**Records from a dataset**
━━━━━━━━

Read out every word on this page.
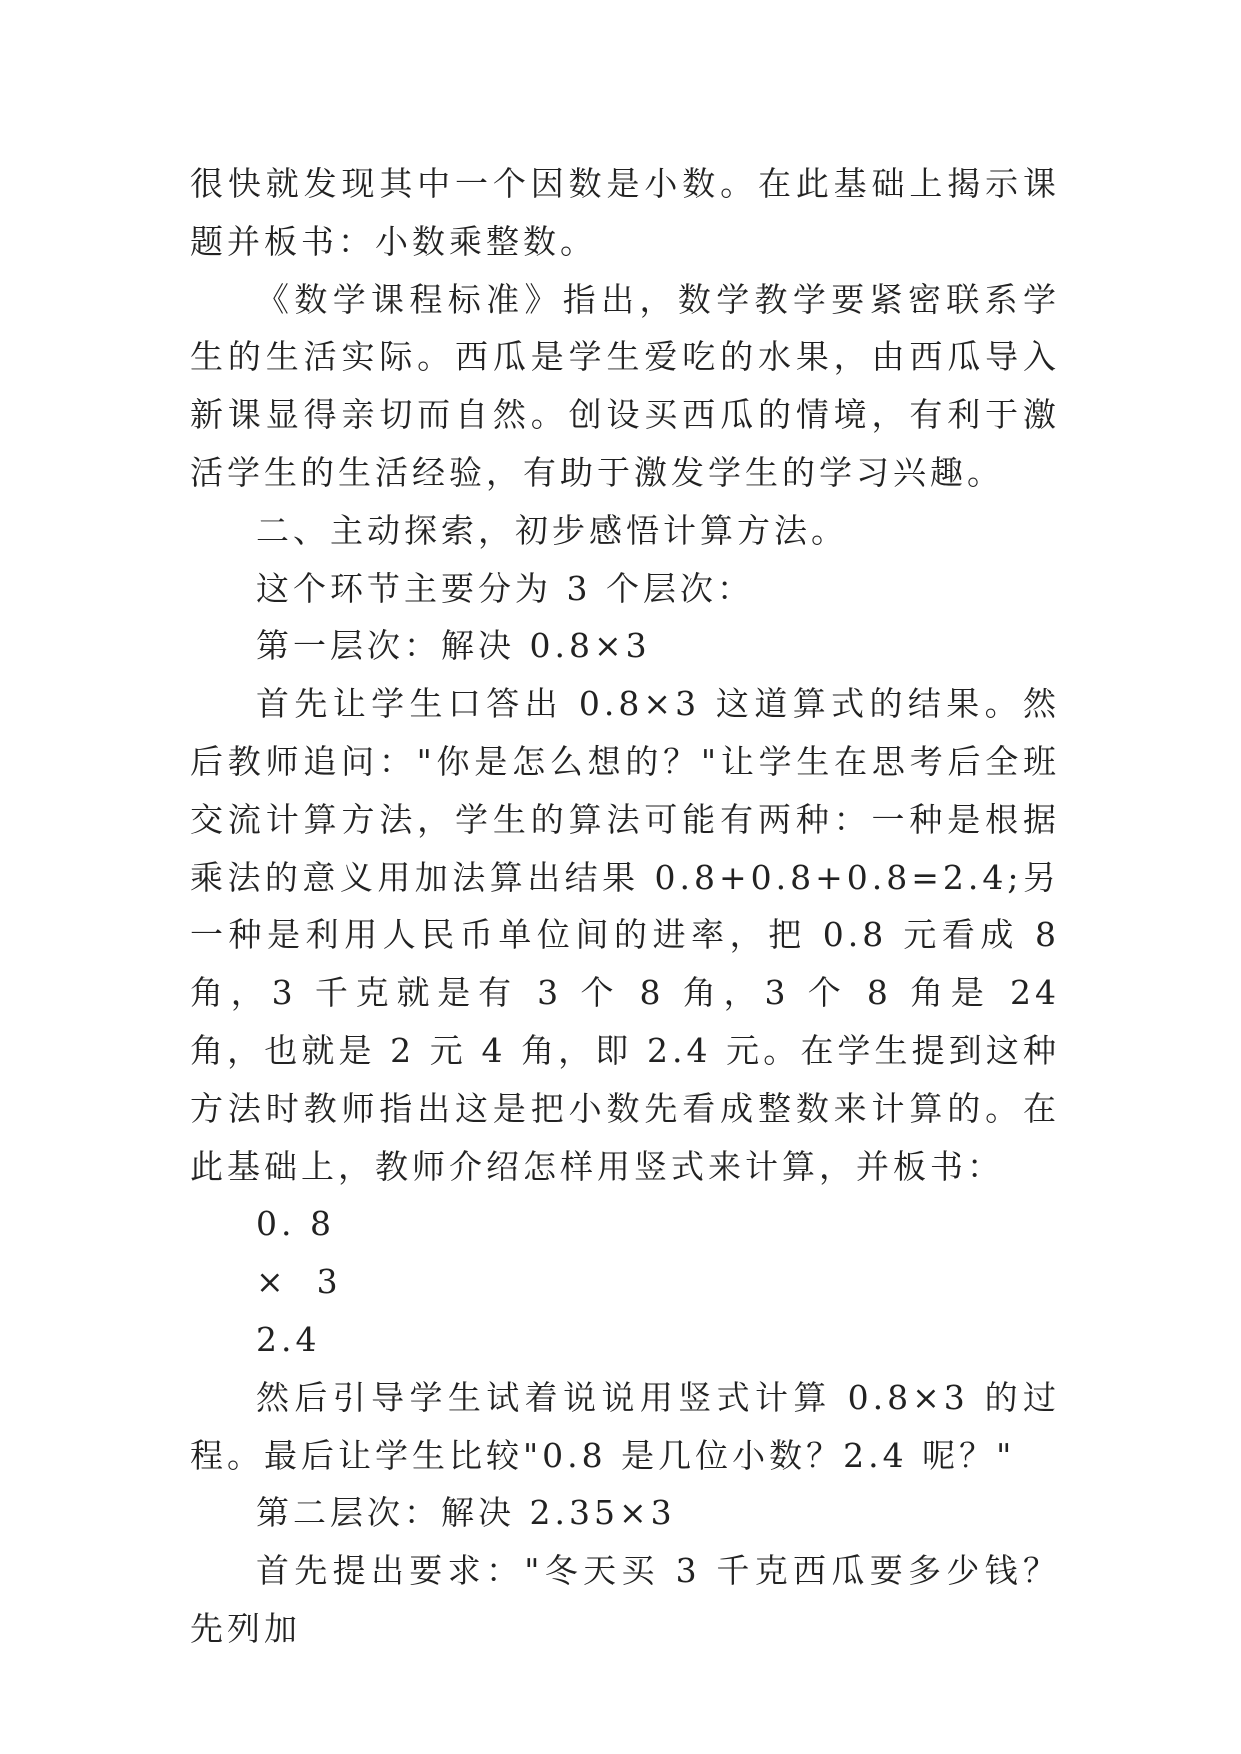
很快就发现其中一个因数是小数。在此基础上揭示课题并板书：小数乘整数。

《数学课程标准》指出，数学教学要紧密联系学生的生活实际。西瓜是学生爱吃的水果，由西瓜导入新课显得亲切而自然。创设买西瓜的情境，有利于激活学生的生活经验，有助于激发学生的学习兴趣。

二、主动探索，初步感悟计算方法。

这个环节主要分为 3 个层次：

第一层次：解决 0.8×3

首先让学生口答出 0.8×3 这道算式的结果。然后教师追问："你是怎么想的？"让学生在思考后全班交流计算方法，学生的算法可能有两种：一种是根据乘法的意义用加法算出结果 0.8+0.8+0.8=2.4;另一种是利用人民币单位间的进率，把 0.8 元看成 8 角，3 千克就是有 3 个 8 角，3 个 8 角是 24 角，也就是 2 元 4 角，即 2.4 元。在学生提到这种方法时教师指出这是把小数先看成整数来计算的。在此基础上，教师介绍怎样用竖式来计算，并板书：

0. 8

×  3

2.4

然后引导学生试着说说用竖式计算 0.8×3 的过程。最后让学生比较"0.8 是几位小数？2.4 呢？"

第二层次：解决 2.35×3

首先提出要求："冬天买 3 千克西瓜要多少钱？先列加
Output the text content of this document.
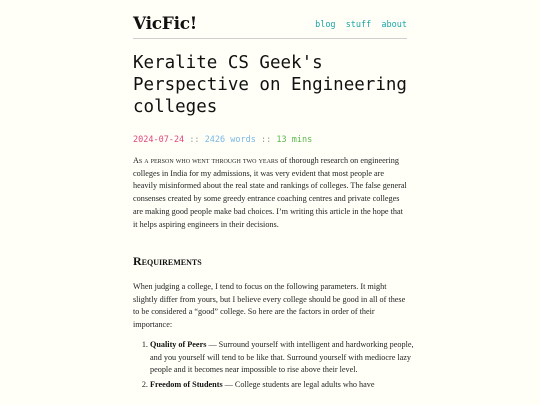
VicFic!	blog stuff about
Keralite CS Geek's Perspective on Engineering colleges
2024-07-24 :: 2426 words :: 13 mins

As a person who went through two years of thorough research on engineering colleges in India for my admissions, it was very evident that most people are heavily misinformed about the real state and rankings of colleges. The false general consenses created by some greedy entrance coaching centres and private colleges are making good people make bad choices. I’m writing this article in the hope that it helps aspiring engineers in their decisions.

Requirements

When judging a college, I tend to focus on the following parameters. It might slightly differ from yours, but I believe every college should be good in all of these to be considered a “good” college. So here are the factors in order of their importance:

1. Quality of Peers — Surround yourself with intelligent and hardworking people, and you yourself will tend to be like that. Surround yourself with mediocre lazy people and it becomes near impossible to rise above their level.
2. Freedom of Students — College students are legal adults who have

━━━━━━━━

**Exercise aim**
Write out the full listing verbatim, excluding its pictures.

**Response to the task**
Read out every word on this page.
很快就发现其中一个因数是小数。在此基础上揭示课题并板书：小数乘整数。

《数学课程标准》指出，数学教学要紧密联系学生的生活实际。西瓜是学生爱吃的水果，由西瓜导入新课显得亲切而自然。创设买西瓜的情境，有利于激活学生的生活经验，有助于激发学生的学习兴趣。

二、主动探索，初步感悟计算方法。

这个环节主要分为 3 个层次：

第一层次：解决 0.8×3

首先让学生口答出 0.8×3 这道算式的结果。然后教师追问："你是怎么想的？"让学生在思考后全班交流计算方法，学生的算法可能有两种：一种是根据乘法的意义用加法算出结果 0.8+0.8+0.8=2.4;另一种是利用人民币单位间的进率，把 0.8 元看成 8 角，3 千克就是有 3 个 8 角，3 个 8 角是 24 角，也就是 2 元 4 角，即 2.4 元。在学生提到这种方法时教师指出这是把小数先看成整数来计算的。在此基础上，教师介绍怎样用竖式来计算，并板书：

0. 8

×  3

2.4

然后引导学生试着说说用竖式计算 0.8×3 的过程。最后让学生比较"0.8 是几位小数？2.4 呢？"

第二层次：解决 2.35×3

首先提出要求："冬天买 3 千克西瓜要多少钱？先列加
Output the text content of this document.
VicFic!	blog stuff about
Keralite CS Geek's Perspective on Engineering colleges
2024-07-24 :: 2426 words :: 13 mins

As a person who went through two years of thorough research on engineering colleges in India for my admissions, it was very evident that most people are heavily misinformed about the real state and rankings of colleges. The false general consenses created by some greedy entrance coaching centres and private colleges are making good people make bad choices. I’m writing this article in the hope that it helps aspiring engineers in their decisions.

Requirements

When judging a college, I tend to focus on the following parameters. It might slightly differ from yours, but I believe every college should be good in all of these to be considered a “good” college. So here are the factors in order of their importance:

1. Quality of Peers — Surround yourself with intelligent and hardworking people, and you yourself will tend to be like that. Surround yourself with mediocre lazy people and it becomes near impossible to rise above their level.
2. Freedom of Students — College students are legal adults who have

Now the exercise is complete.